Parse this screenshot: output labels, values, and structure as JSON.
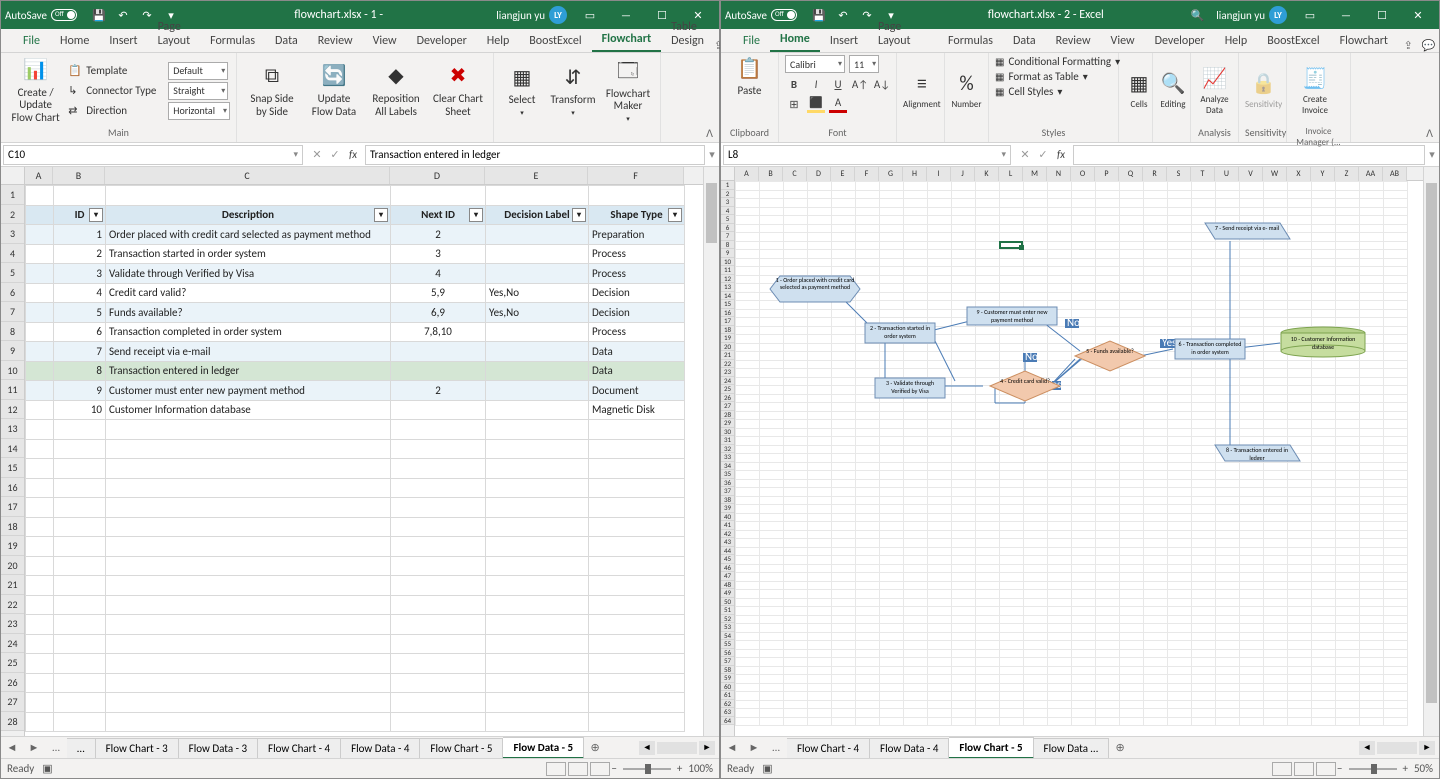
{
  "left": {
    "titlebar": {
      "autosave_label": "AutoSave",
      "autosave_state": "Off",
      "title": "flowchart.xlsx  -  1  -",
      "user": "liangjun yu",
      "initials": "LY"
    },
    "tabs": [
      "File",
      "Home",
      "Insert",
      "Page Layout",
      "Formulas",
      "Data",
      "Review",
      "View",
      "Developer",
      "Help",
      "BoostExcel",
      "Flowchart",
      "Table Design"
    ],
    "active_tab": "Flowchart",
    "ribbon": {
      "main": {
        "template_label": "Template",
        "template_value": "Default",
        "connector_label": "Connector Type",
        "connector_value": "Straight",
        "direction_label": "Direction",
        "direction_value": "Horizontal",
        "createupdate": "Create / Update\nFlow Chart",
        "group_label": "Main"
      },
      "btn_snap": "Snap Side\nby Side",
      "btn_update": "Update\nFlow Data",
      "btn_repos": "Reposition\nAll Labels",
      "btn_clear": "Clear Chart\nSheet",
      "btn_select": "Select",
      "btn_transform": "Transform",
      "btn_maker": "Flowchart\nMaker"
    },
    "namebox": "C10",
    "formula": "Transaction entered in ledger",
    "columns": [
      "A",
      "B",
      "C",
      "D",
      "E",
      "F"
    ],
    "header_row": {
      "id": "ID",
      "desc": "Description",
      "next": "Next ID",
      "dec": "Decision Label",
      "shape": "Shape Type"
    },
    "rows": [
      {
        "id": 1,
        "desc": "Order placed with credit card selected as payment method",
        "next": "2",
        "dec": "",
        "shape": "Preparation"
      },
      {
        "id": 2,
        "desc": "Transaction started in order system",
        "next": "3",
        "dec": "",
        "shape": "Process"
      },
      {
        "id": 3,
        "desc": "Validate through Verified by Visa",
        "next": "4",
        "dec": "",
        "shape": "Process"
      },
      {
        "id": 4,
        "desc": "Credit card valid?",
        "next": "5,9",
        "dec": "Yes,No",
        "shape": "Decision"
      },
      {
        "id": 5,
        "desc": "Funds available?",
        "next": "6,9",
        "dec": "Yes,No",
        "shape": "Decision"
      },
      {
        "id": 6,
        "desc": "Transaction completed in order system",
        "next": "7,8,10",
        "dec": "",
        "shape": "Process"
      },
      {
        "id": 7,
        "desc": "Send receipt via e-mail",
        "next": "",
        "dec": "",
        "shape": "Data"
      },
      {
        "id": 8,
        "desc": "Transaction entered in ledger",
        "next": "",
        "dec": "",
        "shape": "Data"
      },
      {
        "id": 9,
        "desc": "Customer must enter new payment method",
        "next": "2",
        "dec": "",
        "shape": "Document"
      },
      {
        "id": 10,
        "desc": "Customer Information database",
        "next": "",
        "dec": "",
        "shape": "Magnetic Disk"
      }
    ],
    "selected_row_index": 7,
    "sheet_tabs": [
      "…",
      "Flow Chart - 3",
      "Flow Data - 3",
      "Flow Chart - 4",
      "Flow Data - 4",
      "Flow Chart - 5",
      "Flow Data - 5"
    ],
    "active_sheet": "Flow Data - 5",
    "status_ready": "Ready",
    "zoom": "100%"
  },
  "right": {
    "titlebar": {
      "autosave_label": "AutoSave",
      "autosave_state": "Off",
      "title": "flowchart.xlsx  -  2  -  Excel",
      "user": "liangjun yu",
      "initials": "LY"
    },
    "tabs": [
      "File",
      "Home",
      "Insert",
      "Page Layout",
      "Formulas",
      "Data",
      "Review",
      "View",
      "Developer",
      "Help",
      "BoostExcel",
      "Flowchart"
    ],
    "active_tab": "Home",
    "ribbon": {
      "paste": "Paste",
      "clipboard": "Clipboard",
      "font_name": "Calibri",
      "font_size": "11",
      "font": "Font",
      "alignment": "Alignment",
      "number": "Number",
      "cond": "Conditional Formatting",
      "fmttable": "Format as Table",
      "cellstyles": "Cell Styles",
      "styles": "Styles",
      "cells": "Cells",
      "editing": "Editing",
      "analyze": "Analyze\nData",
      "analysis": "Analysis",
      "sensitivity": "Sensitivity",
      "sensgroup": "Sensitivity",
      "invoice": "Create\nInvoice",
      "invoicegroup": "Invoice Manager (..."
    },
    "namebox": "L8",
    "formula": "",
    "columns": [
      "A",
      "B",
      "C",
      "D",
      "E",
      "F",
      "G",
      "H",
      "I",
      "J",
      "K",
      "L",
      "M",
      "N",
      "O",
      "P",
      "Q",
      "R",
      "S",
      "T",
      "U",
      "V",
      "W",
      "X",
      "Y",
      "Z",
      "AA",
      "AB"
    ],
    "selected_cell": {
      "col": 11,
      "row": 7
    },
    "shapes": {
      "s1": "1 - Order placed with\ncredit card selected as\npayment method",
      "s2": "2 - Transaction started in\norder system",
      "s3": "3 - Validate through\nVerified by Visa",
      "s4": "4 - Credit card\nvalid?",
      "s5": "5 - Funds\navailable?",
      "s6": "6 - Transaction completed\nin order system",
      "s7": "7 - Send receipt via e-\nmail",
      "s8": "8 - Transaction entered\nin ledger",
      "s9": "9 - Customer must enter new\npayment method",
      "s10": "10 - Customer Information\ndatabase",
      "yes": "Yes",
      "no": "No"
    },
    "sheet_tabs": [
      "Flow Chart - 4",
      "Flow Data - 4",
      "Flow Chart - 5",
      "Flow Data  …"
    ],
    "active_sheet": "Flow Chart - 5",
    "status_ready": "Ready",
    "zoom": "50%"
  }
}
* * *
PROBLEM TO SOLVE: Tell how many lines include "with". The number is the whole answer.

THE OUTPUT: 2